About this exercise: When you come to a picture, pass over it, and set down the entries below exactly.

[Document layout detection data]
BEGIN
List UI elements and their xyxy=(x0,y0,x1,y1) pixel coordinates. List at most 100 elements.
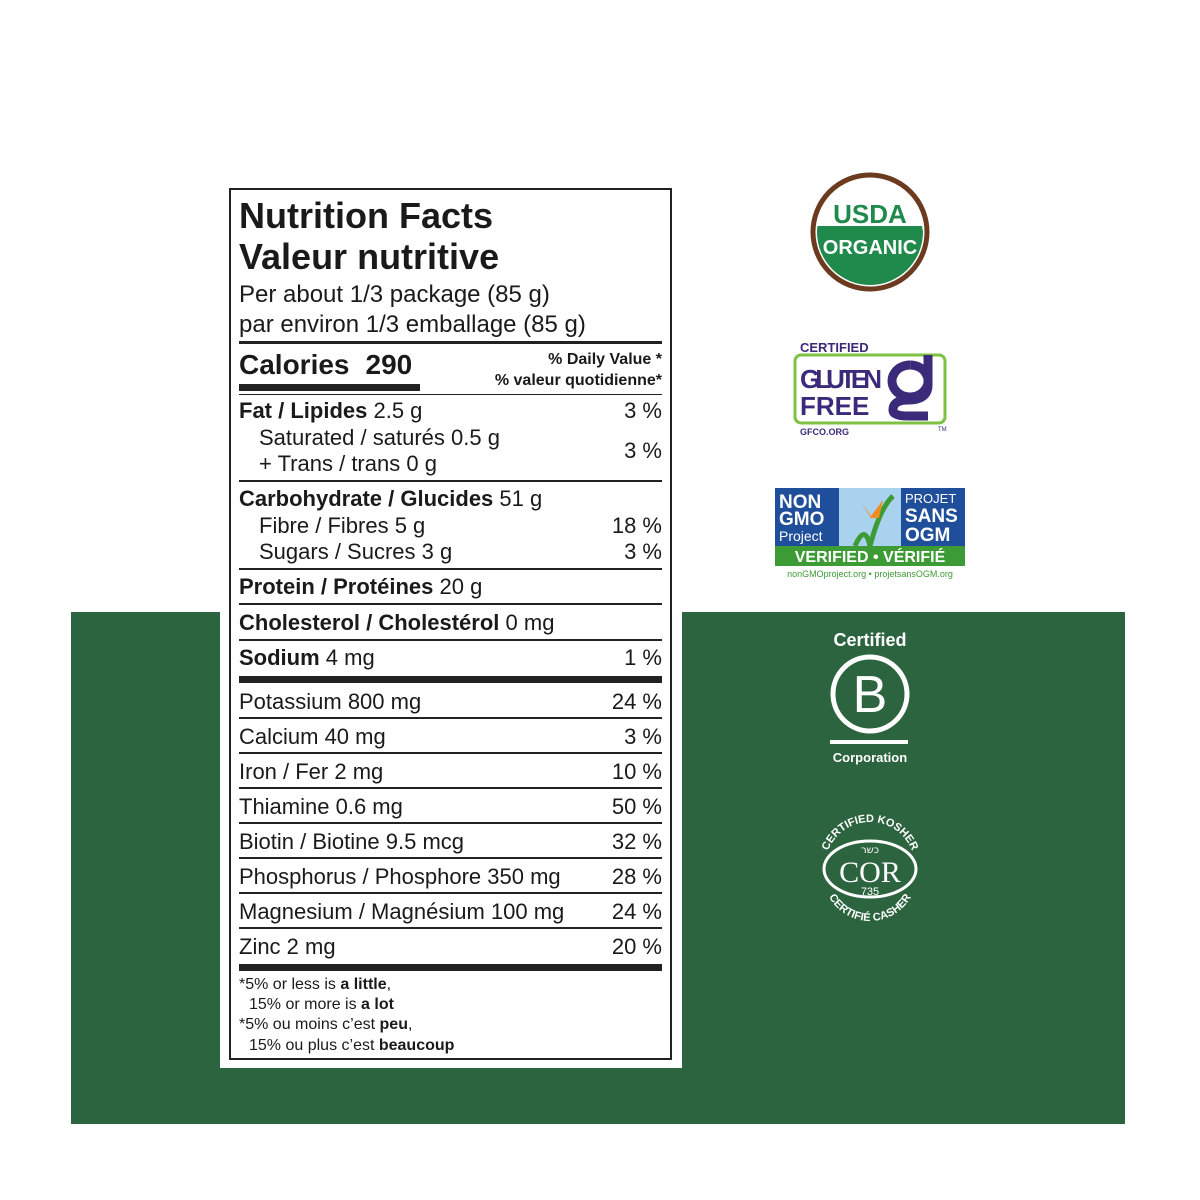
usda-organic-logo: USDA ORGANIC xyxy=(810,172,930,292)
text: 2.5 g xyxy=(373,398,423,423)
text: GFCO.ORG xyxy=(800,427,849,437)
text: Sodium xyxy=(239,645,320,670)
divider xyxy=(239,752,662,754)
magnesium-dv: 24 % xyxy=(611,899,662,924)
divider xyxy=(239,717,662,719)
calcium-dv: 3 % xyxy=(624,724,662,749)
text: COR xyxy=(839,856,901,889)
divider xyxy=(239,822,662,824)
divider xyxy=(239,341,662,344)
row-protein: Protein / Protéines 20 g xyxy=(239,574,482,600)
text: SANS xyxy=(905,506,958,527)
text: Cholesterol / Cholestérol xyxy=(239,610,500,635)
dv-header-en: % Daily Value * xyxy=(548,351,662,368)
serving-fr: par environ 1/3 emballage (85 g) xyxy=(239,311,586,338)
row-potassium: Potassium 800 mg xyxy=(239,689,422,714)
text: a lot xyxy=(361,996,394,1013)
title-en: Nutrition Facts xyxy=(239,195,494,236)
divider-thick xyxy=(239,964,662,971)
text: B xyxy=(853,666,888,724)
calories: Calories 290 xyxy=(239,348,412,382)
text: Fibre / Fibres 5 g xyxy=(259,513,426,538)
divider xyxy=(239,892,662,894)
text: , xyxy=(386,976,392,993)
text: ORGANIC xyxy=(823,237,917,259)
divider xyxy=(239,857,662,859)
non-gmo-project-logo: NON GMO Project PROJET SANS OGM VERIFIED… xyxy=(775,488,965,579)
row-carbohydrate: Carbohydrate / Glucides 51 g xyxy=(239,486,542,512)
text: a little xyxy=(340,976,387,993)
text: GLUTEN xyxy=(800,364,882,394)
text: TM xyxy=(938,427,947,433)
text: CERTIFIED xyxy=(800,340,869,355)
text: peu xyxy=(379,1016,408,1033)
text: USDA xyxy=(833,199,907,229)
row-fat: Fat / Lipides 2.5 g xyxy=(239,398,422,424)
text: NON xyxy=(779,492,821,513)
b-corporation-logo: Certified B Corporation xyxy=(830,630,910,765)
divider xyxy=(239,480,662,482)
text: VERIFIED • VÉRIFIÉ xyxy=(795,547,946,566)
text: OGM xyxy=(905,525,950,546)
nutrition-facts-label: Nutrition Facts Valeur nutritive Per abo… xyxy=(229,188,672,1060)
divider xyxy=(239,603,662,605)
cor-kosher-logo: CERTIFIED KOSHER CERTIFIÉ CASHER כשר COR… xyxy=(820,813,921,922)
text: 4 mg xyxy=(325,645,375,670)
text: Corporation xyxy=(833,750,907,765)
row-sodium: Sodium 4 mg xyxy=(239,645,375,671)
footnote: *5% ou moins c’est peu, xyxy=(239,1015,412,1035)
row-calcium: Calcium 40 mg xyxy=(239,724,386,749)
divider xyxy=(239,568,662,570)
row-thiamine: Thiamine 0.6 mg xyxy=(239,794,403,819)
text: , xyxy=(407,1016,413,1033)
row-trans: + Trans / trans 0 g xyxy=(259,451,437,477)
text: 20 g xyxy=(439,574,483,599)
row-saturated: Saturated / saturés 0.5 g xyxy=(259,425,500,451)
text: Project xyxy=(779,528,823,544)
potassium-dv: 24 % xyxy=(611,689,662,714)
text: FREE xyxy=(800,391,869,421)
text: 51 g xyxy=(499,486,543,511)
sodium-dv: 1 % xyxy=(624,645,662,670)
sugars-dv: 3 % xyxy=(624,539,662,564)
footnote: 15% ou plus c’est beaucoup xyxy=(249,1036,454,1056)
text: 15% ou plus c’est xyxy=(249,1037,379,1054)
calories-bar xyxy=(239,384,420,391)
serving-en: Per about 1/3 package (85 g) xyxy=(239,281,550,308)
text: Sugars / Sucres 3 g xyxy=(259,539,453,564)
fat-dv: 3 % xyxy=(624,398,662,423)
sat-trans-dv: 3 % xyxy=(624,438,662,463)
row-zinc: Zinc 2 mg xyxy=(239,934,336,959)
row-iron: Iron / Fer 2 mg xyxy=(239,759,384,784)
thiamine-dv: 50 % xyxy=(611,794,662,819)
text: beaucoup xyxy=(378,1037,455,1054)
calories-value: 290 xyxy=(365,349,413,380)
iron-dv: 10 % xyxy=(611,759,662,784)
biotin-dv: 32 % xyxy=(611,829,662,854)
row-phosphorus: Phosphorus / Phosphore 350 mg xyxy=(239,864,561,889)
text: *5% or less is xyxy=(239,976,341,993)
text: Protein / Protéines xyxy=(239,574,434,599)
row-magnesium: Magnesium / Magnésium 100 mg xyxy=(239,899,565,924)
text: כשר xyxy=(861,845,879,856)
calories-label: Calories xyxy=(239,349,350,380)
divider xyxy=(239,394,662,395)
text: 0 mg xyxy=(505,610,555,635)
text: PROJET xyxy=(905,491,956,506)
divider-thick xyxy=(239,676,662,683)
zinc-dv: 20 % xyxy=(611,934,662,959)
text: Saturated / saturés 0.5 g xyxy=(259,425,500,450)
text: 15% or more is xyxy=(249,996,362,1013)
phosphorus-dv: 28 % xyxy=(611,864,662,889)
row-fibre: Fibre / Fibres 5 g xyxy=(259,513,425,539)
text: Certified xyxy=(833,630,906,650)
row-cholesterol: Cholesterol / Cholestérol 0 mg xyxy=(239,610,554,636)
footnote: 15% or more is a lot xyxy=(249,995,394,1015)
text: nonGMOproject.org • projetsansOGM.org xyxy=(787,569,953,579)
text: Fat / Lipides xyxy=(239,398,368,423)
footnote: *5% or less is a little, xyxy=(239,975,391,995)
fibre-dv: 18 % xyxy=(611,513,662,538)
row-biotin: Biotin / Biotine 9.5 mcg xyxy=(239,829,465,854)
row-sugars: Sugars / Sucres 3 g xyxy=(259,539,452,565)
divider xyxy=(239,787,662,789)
END
Exercise answer:
List UI elements and their xyxy=(x0,y0,x1,y1) pixel coordinates. List at most 100 elements.
usda-organic-logo: USDA ORGANIC xyxy=(810,172,930,292)
text: 2.5 g xyxy=(373,398,423,423)
text: GFCO.ORG xyxy=(800,427,849,437)
text: Sodium xyxy=(239,645,320,670)
divider xyxy=(239,752,662,754)
magnesium-dv: 24 % xyxy=(611,899,662,924)
divider xyxy=(239,717,662,719)
calcium-dv: 3 % xyxy=(624,724,662,749)
text: COR xyxy=(839,856,901,889)
divider xyxy=(239,822,662,824)
divider xyxy=(239,341,662,344)
row-protein: Protein / Protéines 20 g xyxy=(239,574,482,600)
text: SANS xyxy=(905,506,958,527)
text: Cholesterol / Cholestérol xyxy=(239,610,500,635)
dv-header-en: % Daily Value * xyxy=(548,351,662,368)
serving-fr: par environ 1/3 emballage (85 g) xyxy=(239,311,586,338)
row-potassium: Potassium 800 mg xyxy=(239,689,422,714)
text: a lot xyxy=(361,996,394,1013)
title-en: Nutrition Facts xyxy=(239,195,494,236)
divider-thick xyxy=(239,964,662,971)
text: B xyxy=(853,666,888,724)
calories: Calories 290 xyxy=(239,348,412,382)
text: Fibre / Fibres 5 g xyxy=(259,513,426,538)
divider xyxy=(239,892,662,894)
text: , xyxy=(386,976,392,993)
text: ORGANIC xyxy=(823,237,917,259)
divider xyxy=(239,857,662,859)
non-gmo-project-logo: NON GMO Project PROJET SANS OGM VERIFIED… xyxy=(775,488,965,579)
row-carbohydrate: Carbohydrate / Glucides 51 g xyxy=(239,486,542,512)
text: a little xyxy=(340,976,387,993)
text: GLUTEN xyxy=(800,364,882,394)
text: TM xyxy=(938,427,947,433)
text: CERTIFIED xyxy=(800,340,869,355)
text: peu xyxy=(379,1016,408,1033)
text: USDA xyxy=(833,199,907,229)
row-fat: Fat / Lipides 2.5 g xyxy=(239,398,422,424)
text: NON xyxy=(779,492,821,513)
b-corporation-logo: Certified B Corporation xyxy=(830,630,910,765)
divider xyxy=(239,480,662,482)
text: VERIFIED • VÉRIFIÉ xyxy=(795,547,946,566)
text: OGM xyxy=(905,525,950,546)
nutrition-facts-label: Nutrition Facts Valeur nutritive Per abo… xyxy=(229,188,672,1060)
divider xyxy=(239,603,662,605)
cor-kosher-logo: CERTIFIED KOSHER CERTIFIÉ CASHER כשר COR… xyxy=(820,813,921,922)
text: 4 mg xyxy=(325,645,375,670)
text: Corporation xyxy=(833,750,907,765)
row-sodium: Sodium 4 mg xyxy=(239,645,375,671)
footnote: *5% ou moins c’est peu, xyxy=(239,1015,412,1035)
row-calcium: Calcium 40 mg xyxy=(239,724,386,749)
divider xyxy=(239,568,662,570)
row-thiamine: Thiamine 0.6 mg xyxy=(239,794,403,819)
text: , xyxy=(407,1016,413,1033)
row-trans: + Trans / trans 0 g xyxy=(259,451,437,477)
text: 20 g xyxy=(439,574,483,599)
row-saturated: Saturated / saturés 0.5 g xyxy=(259,425,500,451)
text: Project xyxy=(779,528,823,544)
potassium-dv: 24 % xyxy=(611,689,662,714)
text: FREE xyxy=(800,391,869,421)
text: 51 g xyxy=(499,486,543,511)
sodium-dv: 1 % xyxy=(624,645,662,670)
sugars-dv: 3 % xyxy=(624,539,662,564)
footnote: 15% ou plus c’est beaucoup xyxy=(249,1036,454,1056)
text: 15% ou plus c’est xyxy=(249,1037,379,1054)
calories-bar xyxy=(239,384,420,391)
serving-en: Per about 1/3 package (85 g) xyxy=(239,281,550,308)
text: Sugars / Sucres 3 g xyxy=(259,539,453,564)
fat-dv: 3 % xyxy=(624,398,662,423)
sat-trans-dv: 3 % xyxy=(624,438,662,463)
row-zinc: Zinc 2 mg xyxy=(239,934,336,959)
row-iron: Iron / Fer 2 mg xyxy=(239,759,384,784)
thiamine-dv: 50 % xyxy=(611,794,662,819)
text: beaucoup xyxy=(378,1037,455,1054)
calories-value: 290 xyxy=(365,349,413,380)
iron-dv: 10 % xyxy=(611,759,662,784)
biotin-dv: 32 % xyxy=(611,829,662,854)
row-phosphorus: Phosphorus / Phosphore 350 mg xyxy=(239,864,561,889)
text: *5% or less is xyxy=(239,976,341,993)
text: Protein / Protéines xyxy=(239,574,434,599)
row-magnesium: Magnesium / Magnésium 100 mg xyxy=(239,899,565,924)
text: כשר xyxy=(861,845,879,856)
calories-label: Calories xyxy=(239,349,350,380)
divider xyxy=(239,394,662,395)
text: 0 mg xyxy=(505,610,555,635)
text: PROJET xyxy=(905,491,956,506)
divider-thick xyxy=(239,676,662,683)
zinc-dv: 20 % xyxy=(611,934,662,959)
text: Saturated / saturés 0.5 g xyxy=(259,425,500,450)
text: 15% or more is xyxy=(249,996,362,1013)
phosphorus-dv: 28 % xyxy=(611,864,662,889)
row-fibre: Fibre / Fibres 5 g xyxy=(259,513,425,539)
text: Certified xyxy=(833,630,906,650)
row-cholesterol: Cholesterol / Cholestérol 0 mg xyxy=(239,610,554,636)
footnote: 15% or more is a lot xyxy=(249,995,394,1015)
text: nonGMOproject.org • projetsansOGM.org xyxy=(787,569,953,579)
text: Fat / Lipides xyxy=(239,398,368,423)
footnote: *5% or less is a little, xyxy=(239,975,391,995)
fibre-dv: 18 % xyxy=(611,513,662,538)
row-biotin: Biotin / Biotine 9.5 mcg xyxy=(239,829,465,854)
row-sugars: Sugars / Sucres 3 g xyxy=(259,539,452,565)
divider xyxy=(239,787,662,789)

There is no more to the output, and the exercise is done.